Your instructions: Reproduce each line of the material exactly, minus any picture.

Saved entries
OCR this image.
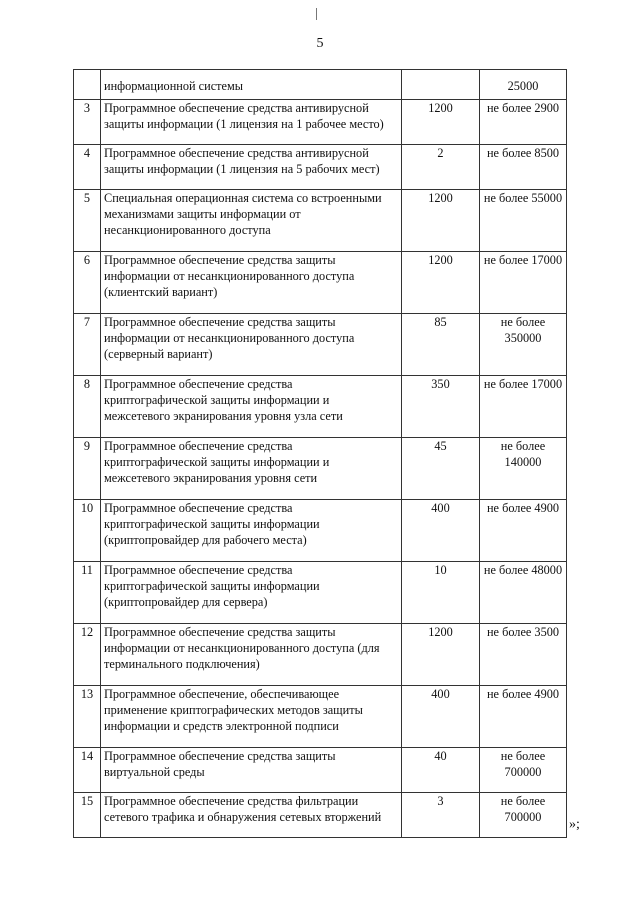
5
	информационной системы		25000
3	Программное обеспечение средства антивирусной защиты информации (1 лицензия на 1 рабочее место)	1200	не более 2900
4	Программное обеспечение средства антивирусной защиты информации (1 лицензия на 5 рабочих мест)	2	не более 8500
5	Специальная операционная система со встроенными механизмами защиты информации от несанкционированного доступа	1200	не более 55000
6	Программное обеспечение средства защиты информации от несанкционированного доступа (клиентский вариант)	1200	не более 17000
7	Программное обеспечение средства защиты информации от несанкционированного доступа (серверный вариант)	85	не более 350000
8	Программное обеспечение средства криптографической защиты информации и межсетевого экранирования уровня узла сети	350	не более 17000
9	Программное обеспечение средства криптографической защиты информации и межсетевого экранирования уровня сети	45	не более 140000
10	Программное обеспечение средства криптографической защиты информации (криптопровайдер для рабочего места)	400	не более 4900
11	Программное обеспечение средства криптографической защиты информации (криптопровайдер для сервера)	10	не более 48000
12	Программное обеспечение средства защиты информации от несанкционированного доступа (для терминального подключения)	1200	не более 3500
13	Программное обеспечение, обеспечивающее применение криптографических методов защиты информации и средств электронной подписи	400	не более 4900
14	Программное обеспечение средства защиты виртуальной среды	40	не более 700000
15	Программное обеспечение средства фильтрации сетевого трафика и обнаружения сетевых вторжений	3	не более 700000 »;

Completed task:
OCR this image.
5
	информационной системы		25000
3	Программное обеспечение средства антивирусной защиты информации (1 лицензия на 1 рабочее место)	1200	не более 2900
4	Программное обеспечение средства антивирусной защиты информации (1 лицензия на 5 рабочих мест)	2	не более 8500
5	Специальная операционная система со встроенными механизмами защиты информации от несанкционированного доступа	1200	не более 55000
6	Программное обеспечение средства защиты информации от несанкционированного доступа (клиентский вариант)	1200	не более 17000
7	Программное обеспечение средства защиты информации от несанкционированного доступа (серверный вариант)	85	не более 350000
8	Программное обеспечение средства криптографической защиты информации и межсетевого экранирования уровня узла сети	350	не более 17000
9	Программное обеспечение средства криптографической защиты информации и межсетевого экранирования уровня сети	45	не более 140000
10	Программное обеспечение средства криптографической защиты информации (криптопровайдер для рабочего места)	400	не более 4900
11	Программное обеспечение средства криптографической защиты информации (криптопровайдер для сервера)	10	не более 48000
12	Программное обеспечение средства защиты информации от несанкционированного доступа (для терминального подключения)	1200	не более 3500
13	Программное обеспечение, обеспечивающее применение криптографических методов защиты информации и средств электронной подписи	400	не более 4900
14	Программное обеспечение средства защиты виртуальной среды	40	не более 700000
15	Программное обеспечение средства фильтрации сетевого трафика и обнаружения сетевых вторжений	3	не более 700000 »;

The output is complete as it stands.